— THE PROBLEM —
Could you print all the entries exactly?

--- start of RECORDS SUPPLIED ---

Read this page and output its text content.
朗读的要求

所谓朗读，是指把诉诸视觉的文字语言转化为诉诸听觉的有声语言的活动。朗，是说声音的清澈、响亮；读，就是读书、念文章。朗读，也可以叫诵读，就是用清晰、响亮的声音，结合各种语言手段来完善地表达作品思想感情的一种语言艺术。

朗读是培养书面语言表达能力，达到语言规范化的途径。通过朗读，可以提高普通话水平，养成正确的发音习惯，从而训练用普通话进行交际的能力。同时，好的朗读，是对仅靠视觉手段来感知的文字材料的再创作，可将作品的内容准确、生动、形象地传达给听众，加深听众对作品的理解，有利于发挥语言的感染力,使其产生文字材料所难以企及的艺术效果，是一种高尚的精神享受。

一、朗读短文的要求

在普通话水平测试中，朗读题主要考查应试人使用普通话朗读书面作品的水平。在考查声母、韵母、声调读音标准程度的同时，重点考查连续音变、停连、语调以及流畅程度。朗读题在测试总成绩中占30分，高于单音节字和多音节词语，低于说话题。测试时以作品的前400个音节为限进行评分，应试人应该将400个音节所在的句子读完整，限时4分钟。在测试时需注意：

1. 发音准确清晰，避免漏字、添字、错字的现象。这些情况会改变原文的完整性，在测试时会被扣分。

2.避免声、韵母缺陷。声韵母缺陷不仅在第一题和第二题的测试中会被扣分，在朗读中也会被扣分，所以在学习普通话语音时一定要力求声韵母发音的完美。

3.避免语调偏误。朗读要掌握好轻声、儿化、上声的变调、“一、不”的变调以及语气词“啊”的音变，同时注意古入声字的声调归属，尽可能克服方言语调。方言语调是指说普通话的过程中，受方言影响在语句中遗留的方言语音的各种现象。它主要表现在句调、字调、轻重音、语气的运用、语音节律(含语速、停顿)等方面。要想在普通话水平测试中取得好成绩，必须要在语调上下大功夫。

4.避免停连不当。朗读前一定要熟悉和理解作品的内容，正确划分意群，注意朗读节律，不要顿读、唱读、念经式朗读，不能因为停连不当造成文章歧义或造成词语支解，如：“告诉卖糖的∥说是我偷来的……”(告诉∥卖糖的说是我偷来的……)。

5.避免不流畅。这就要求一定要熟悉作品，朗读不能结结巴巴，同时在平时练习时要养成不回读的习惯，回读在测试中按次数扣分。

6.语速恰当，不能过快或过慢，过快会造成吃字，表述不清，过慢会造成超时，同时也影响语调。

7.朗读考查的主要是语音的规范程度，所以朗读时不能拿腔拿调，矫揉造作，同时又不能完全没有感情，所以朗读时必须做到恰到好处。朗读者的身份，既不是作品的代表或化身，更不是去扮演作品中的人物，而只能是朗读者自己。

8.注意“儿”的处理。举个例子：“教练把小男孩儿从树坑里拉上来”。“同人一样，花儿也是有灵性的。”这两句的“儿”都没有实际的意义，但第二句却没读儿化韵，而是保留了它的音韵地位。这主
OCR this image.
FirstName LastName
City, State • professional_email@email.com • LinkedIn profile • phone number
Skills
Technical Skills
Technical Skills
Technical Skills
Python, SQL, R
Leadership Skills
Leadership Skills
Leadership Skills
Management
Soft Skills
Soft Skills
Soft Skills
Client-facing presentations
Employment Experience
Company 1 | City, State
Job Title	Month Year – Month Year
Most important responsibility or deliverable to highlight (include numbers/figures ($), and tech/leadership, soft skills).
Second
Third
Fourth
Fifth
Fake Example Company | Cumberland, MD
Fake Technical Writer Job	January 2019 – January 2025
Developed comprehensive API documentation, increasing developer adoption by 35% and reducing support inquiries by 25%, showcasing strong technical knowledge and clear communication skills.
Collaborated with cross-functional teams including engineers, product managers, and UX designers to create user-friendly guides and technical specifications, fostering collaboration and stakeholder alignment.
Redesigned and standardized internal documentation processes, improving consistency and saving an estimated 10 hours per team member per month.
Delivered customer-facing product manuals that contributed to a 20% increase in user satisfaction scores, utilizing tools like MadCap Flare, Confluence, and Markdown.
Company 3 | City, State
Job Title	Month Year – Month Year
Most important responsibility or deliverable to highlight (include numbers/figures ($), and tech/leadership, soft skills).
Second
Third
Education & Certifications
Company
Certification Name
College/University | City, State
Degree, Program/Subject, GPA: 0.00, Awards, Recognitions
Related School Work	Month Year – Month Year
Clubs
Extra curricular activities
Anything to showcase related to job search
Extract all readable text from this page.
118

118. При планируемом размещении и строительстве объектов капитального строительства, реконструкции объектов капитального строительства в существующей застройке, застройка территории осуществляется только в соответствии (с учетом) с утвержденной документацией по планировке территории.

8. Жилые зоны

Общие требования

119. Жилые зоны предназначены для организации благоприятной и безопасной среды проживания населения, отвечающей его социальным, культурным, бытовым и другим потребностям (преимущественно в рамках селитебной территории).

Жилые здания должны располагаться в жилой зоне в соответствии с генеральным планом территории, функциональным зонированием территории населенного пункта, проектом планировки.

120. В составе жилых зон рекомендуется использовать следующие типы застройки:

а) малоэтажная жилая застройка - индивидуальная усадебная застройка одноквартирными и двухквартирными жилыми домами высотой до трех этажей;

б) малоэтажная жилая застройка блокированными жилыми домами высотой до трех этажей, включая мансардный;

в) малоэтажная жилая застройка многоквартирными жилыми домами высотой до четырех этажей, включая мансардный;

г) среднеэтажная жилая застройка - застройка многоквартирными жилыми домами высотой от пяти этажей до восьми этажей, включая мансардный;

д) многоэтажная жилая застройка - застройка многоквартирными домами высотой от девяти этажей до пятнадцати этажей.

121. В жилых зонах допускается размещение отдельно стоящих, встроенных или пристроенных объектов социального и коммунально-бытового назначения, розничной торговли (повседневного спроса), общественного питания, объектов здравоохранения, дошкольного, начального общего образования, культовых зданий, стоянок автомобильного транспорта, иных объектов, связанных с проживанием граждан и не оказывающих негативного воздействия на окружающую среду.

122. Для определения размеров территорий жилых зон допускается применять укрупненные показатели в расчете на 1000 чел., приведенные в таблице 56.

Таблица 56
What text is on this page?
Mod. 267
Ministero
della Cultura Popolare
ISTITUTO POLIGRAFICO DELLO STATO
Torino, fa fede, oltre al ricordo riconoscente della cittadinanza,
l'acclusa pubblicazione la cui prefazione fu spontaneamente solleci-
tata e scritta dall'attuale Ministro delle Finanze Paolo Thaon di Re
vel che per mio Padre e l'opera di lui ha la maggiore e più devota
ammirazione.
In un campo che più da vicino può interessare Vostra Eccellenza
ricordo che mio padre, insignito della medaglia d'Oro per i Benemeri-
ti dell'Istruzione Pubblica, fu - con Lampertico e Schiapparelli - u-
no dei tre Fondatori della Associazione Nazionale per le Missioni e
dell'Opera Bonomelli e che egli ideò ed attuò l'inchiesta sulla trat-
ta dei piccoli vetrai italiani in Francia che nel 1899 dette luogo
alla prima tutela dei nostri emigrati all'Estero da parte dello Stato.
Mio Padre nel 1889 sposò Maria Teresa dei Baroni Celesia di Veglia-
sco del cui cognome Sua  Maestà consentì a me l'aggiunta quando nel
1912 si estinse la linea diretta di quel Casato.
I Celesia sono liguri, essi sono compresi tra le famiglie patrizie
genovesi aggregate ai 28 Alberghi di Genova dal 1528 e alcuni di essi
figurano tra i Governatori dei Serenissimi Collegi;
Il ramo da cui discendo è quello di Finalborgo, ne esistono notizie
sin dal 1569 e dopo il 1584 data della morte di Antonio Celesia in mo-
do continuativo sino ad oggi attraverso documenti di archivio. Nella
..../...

--- end of RECORDS SUPPLIED ---

— EXPECTED ANSWER —
Read this page and output its text content.
朗读的要求

所谓朗读，是指把诉诸视觉的文字语言转化为诉诸听觉的有声语言的活动。朗，是说声音的清澈、响亮；读，就是读书、念文章。朗读，也可以叫诵读，就是用清晰、响亮的声音，结合各种语言手段来完善地表达作品思想感情的一种语言艺术。

朗读是培养书面语言表达能力，达到语言规范化的途径。通过朗读，可以提高普通话水平，养成正确的发音习惯，从而训练用普通话进行交际的能力。同时，好的朗读，是对仅靠视觉手段来感知的文字材料的再创作，可将作品的内容准确、生动、形象地传达给听众，加深听众对作品的理解，有利于发挥语言的感染力,使其产生文字材料所难以企及的艺术效果，是一种高尚的精神享受。

一、朗读短文的要求

在普通话水平测试中，朗读题主要考查应试人使用普通话朗读书面作品的水平。在考查声母、韵母、声调读音标准程度的同时，重点考查连续音变、停连、语调以及流畅程度。朗读题在测试总成绩中占30分，高于单音节字和多音节词语，低于说话题。测试时以作品的前400个音节为限进行评分，应试人应该将400个音节所在的句子读完整，限时4分钟。在测试时需注意：

1. 发音准确清晰，避免漏字、添字、错字的现象。这些情况会改变原文的完整性，在测试时会被扣分。

2.避免声、韵母缺陷。声韵母缺陷不仅在第一题和第二题的测试中会被扣分，在朗读中也会被扣分，所以在学习普通话语音时一定要力求声韵母发音的完美。

3.避免语调偏误。朗读要掌握好轻声、儿化、上声的变调、“一、不”的变调以及语气词“啊”的音变，同时注意古入声字的声调归属，尽可能克服方言语调。方言语调是指说普通话的过程中，受方言影响在语句中遗留的方言语音的各种现象。它主要表现在句调、字调、轻重音、语气的运用、语音节律(含语速、停顿)等方面。要想在普通话水平测试中取得好成绩，必须要在语调上下大功夫。

4.避免停连不当。朗读前一定要熟悉和理解作品的内容，正确划分意群，注意朗读节律，不要顿读、唱读、念经式朗读，不能因为停连不当造成文章歧义或造成词语支解，如：“告诉卖糖的∥说是我偷来的……”(告诉∥卖糖的说是我偷来的……)。

5.避免不流畅。这就要求一定要熟悉作品，朗读不能结结巴巴，同时在平时练习时要养成不回读的习惯，回读在测试中按次数扣分。

6.语速恰当，不能过快或过慢，过快会造成吃字，表述不清，过慢会造成超时，同时也影响语调。

7.朗读考查的主要是语音的规范程度，所以朗读时不能拿腔拿调，矫揉造作，同时又不能完全没有感情，所以朗读时必须做到恰到好处。朗读者的身份，既不是作品的代表或化身，更不是去扮演作品中的人物，而只能是朗读者自己。

8.注意“儿”的处理。举个例子：“教练把小男孩儿从树坑里拉上来”。“同人一样，花儿也是有灵性的。”这两句的“儿”都没有实际的意义，但第二句却没读儿化韵，而是保留了它的音韵地位。这主
OCR this image.
FirstName LastName
City, State • professional_email@email.com • LinkedIn profile • phone number
Skills
Technical Skills
Technical Skills
Technical Skills
Python, SQL, R
Leadership Skills
Leadership Skills
Leadership Skills
Management
Soft Skills
Soft Skills
Soft Skills
Client-facing presentations
Employment Experience
Company 1 | City, State
Job Title	Month Year – Month Year
Most important responsibility or deliverable to highlight (include numbers/figures ($), and tech/leadership, soft skills).
Second
Third
Fourth
Fifth
Fake Example Company | Cumberland, MD
Fake Technical Writer Job	January 2019 – January 2025
Developed comprehensive API documentation, increasing developer adoption by 35% and reducing support inquiries by 25%, showcasing strong technical knowledge and clear communication skills.
Collaborated with cross-functional teams including engineers, product managers, and UX designers to create user-friendly guides and technical specifications, fostering collaboration and stakeholder alignment.
Redesigned and standardized internal documentation processes, improving consistency and saving an estimated 10 hours per team member per month.
Delivered customer-facing product manuals that contributed to a 20% increase in user satisfaction scores, utilizing tools like MadCap Flare, Confluence, and Markdown.
Company 3 | City, State
Job Title	Month Year – Month Year
Most important responsibility or deliverable to highlight (include numbers/figures ($), and tech/leadership, soft skills).
Second
Third
Education & Certifications
Company
Certification Name
College/University | City, State
Degree, Program/Subject, GPA: 0.00, Awards, Recognitions
Related School Work	Month Year – Month Year
Clubs
Extra curricular activities
Anything to showcase related to job search
Extract all readable text from this page.
118

118. При планируемом размещении и строительстве объектов капитального строительства, реконструкции объектов капитального строительства в существующей застройке, застройка территории осуществляется только в соответствии (с учетом) с утвержденной документацией по планировке территории.

8. Жилые зоны

Общие требования

119. Жилые зоны предназначены для организации благоприятной и безопасной среды проживания населения, отвечающей его социальным, культурным, бытовым и другим потребностям (преимущественно в рамках селитебной территории).

Жилые здания должны располагаться в жилой зоне в соответствии с генеральным планом территории, функциональным зонированием территории населенного пункта, проектом планировки.

120. В составе жилых зон рекомендуется использовать следующие типы застройки:

а) малоэтажная жилая застройка - индивидуальная усадебная застройка одноквартирными и двухквартирными жилыми домами высотой до трех этажей;

б) малоэтажная жилая застройка блокированными жилыми домами высотой до трех этажей, включая мансардный;

в) малоэтажная жилая застройка многоквартирными жилыми домами высотой до четырех этажей, включая мансардный;

г) среднеэтажная жилая застройка - застройка многоквартирными жилыми домами высотой от пяти этажей до восьми этажей, включая мансардный;

д) многоэтажная жилая застройка - застройка многоквартирными домами высотой от девяти этажей до пятнадцати этажей.

121. В жилых зонах допускается размещение отдельно стоящих, встроенных или пристроенных объектов социального и коммунально-бытового назначения, розничной торговли (повседневного спроса), общественного питания, объектов здравоохранения, дошкольного, начального общего образования, культовых зданий, стоянок автомобильного транспорта, иных объектов, связанных с проживанием граждан и не оказывающих негативного воздействия на окружающую среду.

122. Для определения размеров территорий жилых зон допускается применять укрупненные показатели в расчете на 1000 чел., приведенные в таблице 56.

Таблица 56
What text is on this page?
Mod. 267
Ministero
della Cultura Popolare
ISTITUTO POLIGRAFICO DELLO STATO
Torino, fa fede, oltre al ricordo riconoscente della cittadinanza,
l'acclusa pubblicazione la cui prefazione fu spontaneamente solleci-
tata e scritta dall'attuale Ministro delle Finanze Paolo Thaon di Re
vel che per mio Padre e l'opera di lui ha la maggiore e più devota
ammirazione.
In un campo che più da vicino può interessare Vostra Eccellenza
ricordo che mio padre, insignito della medaglia d'Oro per i Benemeri-
ti dell'Istruzione Pubblica, fu - con Lampertico e Schiapparelli - u-
no dei tre Fondatori della Associazione Nazionale per le Missioni e
dell'Opera Bonomelli e che egli ideò ed attuò l'inchiesta sulla trat-
ta dei piccoli vetrai italiani in Francia che nel 1899 dette luogo
alla prima tutela dei nostri emigrati all'Estero da parte dello Stato.
Mio Padre nel 1889 sposò Maria Teresa dei Baroni Celesia di Veglia-
sco del cui cognome Sua  Maestà consentì a me l'aggiunta quando nel
1912 si estinse la linea diretta di quel Casato.
I Celesia sono liguri, essi sono compresi tra le famiglie patrizie
genovesi aggregate ai 28 Alberghi di Genova dal 1528 e alcuni di essi
figurano tra i Governatori dei Serenissimi Collegi;
Il ramo da cui discendo è quello di Finalborgo, ne esistono notizie
sin dal 1569 e dopo il 1584 data della morte di Antonio Celesia in mo-
do continuativo sino ad oggi attraverso documenti di archivio. Nella
..../...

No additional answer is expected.